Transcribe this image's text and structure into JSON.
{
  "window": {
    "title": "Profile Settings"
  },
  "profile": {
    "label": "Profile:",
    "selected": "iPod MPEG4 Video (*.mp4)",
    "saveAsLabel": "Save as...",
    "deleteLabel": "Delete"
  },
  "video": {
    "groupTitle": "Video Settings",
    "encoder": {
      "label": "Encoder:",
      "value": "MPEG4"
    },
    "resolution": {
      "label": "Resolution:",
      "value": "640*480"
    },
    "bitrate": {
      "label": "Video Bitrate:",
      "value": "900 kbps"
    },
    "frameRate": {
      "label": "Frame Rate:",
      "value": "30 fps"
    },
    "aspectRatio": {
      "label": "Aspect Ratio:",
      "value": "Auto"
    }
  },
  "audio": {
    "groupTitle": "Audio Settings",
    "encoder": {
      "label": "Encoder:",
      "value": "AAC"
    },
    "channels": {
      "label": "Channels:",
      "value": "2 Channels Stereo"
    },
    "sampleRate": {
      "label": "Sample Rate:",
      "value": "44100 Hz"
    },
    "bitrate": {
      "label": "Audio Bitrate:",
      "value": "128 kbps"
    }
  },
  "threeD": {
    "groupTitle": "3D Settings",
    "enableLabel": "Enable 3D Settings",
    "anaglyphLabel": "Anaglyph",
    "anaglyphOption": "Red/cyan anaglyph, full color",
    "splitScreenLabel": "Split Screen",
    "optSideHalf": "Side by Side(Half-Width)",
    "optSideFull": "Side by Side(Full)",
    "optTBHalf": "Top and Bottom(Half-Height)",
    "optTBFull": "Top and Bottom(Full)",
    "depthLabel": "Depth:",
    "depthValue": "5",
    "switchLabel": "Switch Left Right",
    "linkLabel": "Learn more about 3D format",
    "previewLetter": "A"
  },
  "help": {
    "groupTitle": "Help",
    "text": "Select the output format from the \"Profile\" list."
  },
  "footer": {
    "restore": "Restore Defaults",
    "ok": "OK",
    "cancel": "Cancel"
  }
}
* * *
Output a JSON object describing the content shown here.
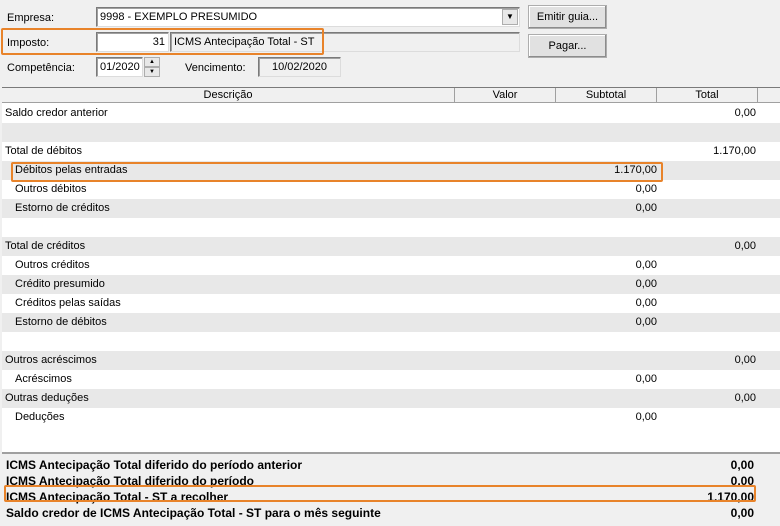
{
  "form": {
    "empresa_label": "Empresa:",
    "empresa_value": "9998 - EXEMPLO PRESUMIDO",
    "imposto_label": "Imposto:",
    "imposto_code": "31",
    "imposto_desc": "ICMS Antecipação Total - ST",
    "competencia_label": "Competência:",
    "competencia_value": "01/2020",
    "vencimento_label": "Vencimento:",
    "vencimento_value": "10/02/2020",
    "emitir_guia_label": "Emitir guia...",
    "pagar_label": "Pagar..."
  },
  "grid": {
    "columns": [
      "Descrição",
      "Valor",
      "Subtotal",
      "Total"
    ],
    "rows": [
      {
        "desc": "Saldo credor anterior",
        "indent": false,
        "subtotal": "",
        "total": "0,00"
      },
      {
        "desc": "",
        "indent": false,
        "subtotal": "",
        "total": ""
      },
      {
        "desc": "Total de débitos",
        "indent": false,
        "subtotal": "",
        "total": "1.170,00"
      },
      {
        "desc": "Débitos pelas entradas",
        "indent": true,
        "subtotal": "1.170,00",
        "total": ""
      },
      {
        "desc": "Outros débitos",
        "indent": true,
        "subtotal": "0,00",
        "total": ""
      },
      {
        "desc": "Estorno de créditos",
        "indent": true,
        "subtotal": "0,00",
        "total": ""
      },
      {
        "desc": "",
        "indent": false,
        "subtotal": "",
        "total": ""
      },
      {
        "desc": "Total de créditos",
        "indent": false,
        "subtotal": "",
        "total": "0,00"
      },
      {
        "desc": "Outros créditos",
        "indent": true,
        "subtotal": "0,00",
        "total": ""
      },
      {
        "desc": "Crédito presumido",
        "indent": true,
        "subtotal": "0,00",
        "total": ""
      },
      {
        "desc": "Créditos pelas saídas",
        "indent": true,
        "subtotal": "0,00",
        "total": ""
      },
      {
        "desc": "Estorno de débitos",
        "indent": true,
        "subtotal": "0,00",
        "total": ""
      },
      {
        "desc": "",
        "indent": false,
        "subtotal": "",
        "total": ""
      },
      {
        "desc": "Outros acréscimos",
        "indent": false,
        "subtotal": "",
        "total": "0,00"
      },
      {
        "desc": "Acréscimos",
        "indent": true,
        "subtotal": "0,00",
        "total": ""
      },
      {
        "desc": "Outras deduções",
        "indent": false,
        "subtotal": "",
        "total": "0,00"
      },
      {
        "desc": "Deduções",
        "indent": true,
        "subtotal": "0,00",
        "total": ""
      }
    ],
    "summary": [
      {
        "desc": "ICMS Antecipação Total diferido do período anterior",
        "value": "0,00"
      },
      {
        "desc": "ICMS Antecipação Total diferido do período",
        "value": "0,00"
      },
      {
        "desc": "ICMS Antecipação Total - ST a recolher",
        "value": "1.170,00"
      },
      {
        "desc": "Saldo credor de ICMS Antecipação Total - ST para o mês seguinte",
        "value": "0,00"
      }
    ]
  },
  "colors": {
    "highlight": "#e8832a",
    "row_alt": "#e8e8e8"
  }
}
...
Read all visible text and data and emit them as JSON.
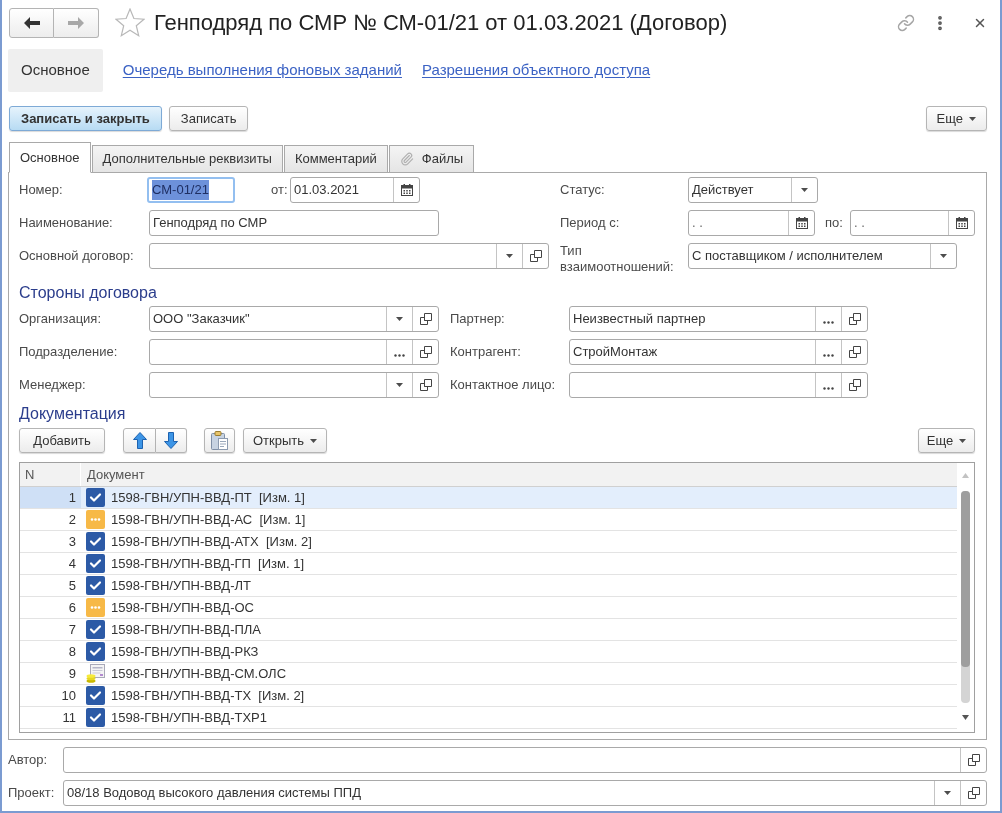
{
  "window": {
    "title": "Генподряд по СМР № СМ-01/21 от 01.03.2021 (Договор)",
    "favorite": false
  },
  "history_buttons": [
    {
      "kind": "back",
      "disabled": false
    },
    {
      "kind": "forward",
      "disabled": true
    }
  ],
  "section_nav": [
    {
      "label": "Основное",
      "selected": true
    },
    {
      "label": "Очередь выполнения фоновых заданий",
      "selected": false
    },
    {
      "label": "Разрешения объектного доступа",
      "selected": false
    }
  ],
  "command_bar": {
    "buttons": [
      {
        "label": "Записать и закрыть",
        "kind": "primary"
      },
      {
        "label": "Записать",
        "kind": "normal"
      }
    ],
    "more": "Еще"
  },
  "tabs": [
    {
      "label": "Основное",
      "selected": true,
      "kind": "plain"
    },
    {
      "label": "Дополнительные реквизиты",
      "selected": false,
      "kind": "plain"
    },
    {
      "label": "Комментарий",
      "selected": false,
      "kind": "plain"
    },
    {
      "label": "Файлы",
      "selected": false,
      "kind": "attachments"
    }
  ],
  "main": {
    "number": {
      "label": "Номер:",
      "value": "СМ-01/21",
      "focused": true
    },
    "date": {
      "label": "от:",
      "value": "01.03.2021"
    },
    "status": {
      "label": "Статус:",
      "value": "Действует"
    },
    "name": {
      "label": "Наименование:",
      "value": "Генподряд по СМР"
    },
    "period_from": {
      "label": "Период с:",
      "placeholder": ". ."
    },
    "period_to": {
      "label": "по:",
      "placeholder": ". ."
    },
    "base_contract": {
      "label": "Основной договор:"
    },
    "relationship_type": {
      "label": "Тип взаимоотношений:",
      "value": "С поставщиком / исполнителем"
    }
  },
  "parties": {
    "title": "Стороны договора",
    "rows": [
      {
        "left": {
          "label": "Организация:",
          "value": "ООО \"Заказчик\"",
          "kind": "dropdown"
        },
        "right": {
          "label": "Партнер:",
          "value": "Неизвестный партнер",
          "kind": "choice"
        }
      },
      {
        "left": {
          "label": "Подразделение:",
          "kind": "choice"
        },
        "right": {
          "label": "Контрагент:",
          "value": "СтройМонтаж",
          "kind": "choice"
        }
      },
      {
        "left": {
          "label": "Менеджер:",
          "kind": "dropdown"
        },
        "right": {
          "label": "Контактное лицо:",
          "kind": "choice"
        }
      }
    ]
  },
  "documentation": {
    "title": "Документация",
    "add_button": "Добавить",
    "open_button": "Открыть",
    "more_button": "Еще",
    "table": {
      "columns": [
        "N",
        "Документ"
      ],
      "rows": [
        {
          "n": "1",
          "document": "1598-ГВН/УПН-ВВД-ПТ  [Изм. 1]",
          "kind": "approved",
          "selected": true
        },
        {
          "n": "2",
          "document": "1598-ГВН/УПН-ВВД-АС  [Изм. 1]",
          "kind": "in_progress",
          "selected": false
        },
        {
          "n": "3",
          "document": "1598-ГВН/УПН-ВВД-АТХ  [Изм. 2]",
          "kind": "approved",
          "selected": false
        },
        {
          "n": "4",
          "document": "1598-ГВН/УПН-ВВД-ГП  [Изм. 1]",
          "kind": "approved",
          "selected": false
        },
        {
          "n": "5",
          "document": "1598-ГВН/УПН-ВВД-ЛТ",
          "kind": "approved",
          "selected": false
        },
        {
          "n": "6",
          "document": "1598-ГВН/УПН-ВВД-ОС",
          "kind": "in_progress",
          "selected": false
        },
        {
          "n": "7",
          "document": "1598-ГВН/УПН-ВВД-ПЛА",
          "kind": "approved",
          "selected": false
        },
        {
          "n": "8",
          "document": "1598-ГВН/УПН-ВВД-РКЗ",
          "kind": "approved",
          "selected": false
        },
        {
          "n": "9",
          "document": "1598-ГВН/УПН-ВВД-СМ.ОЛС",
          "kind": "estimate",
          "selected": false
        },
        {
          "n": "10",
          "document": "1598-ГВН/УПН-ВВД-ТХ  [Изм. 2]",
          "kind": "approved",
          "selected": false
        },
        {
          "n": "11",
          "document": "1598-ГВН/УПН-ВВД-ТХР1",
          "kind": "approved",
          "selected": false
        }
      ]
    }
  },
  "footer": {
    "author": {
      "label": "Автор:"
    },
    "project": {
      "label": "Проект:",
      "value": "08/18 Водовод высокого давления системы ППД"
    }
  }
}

Instructions to follow -
Copy each line of the data that contains the word "Estorno".

The output -
        "desc": "Estorno de créditos",
        "desc": "Estorno de débitos",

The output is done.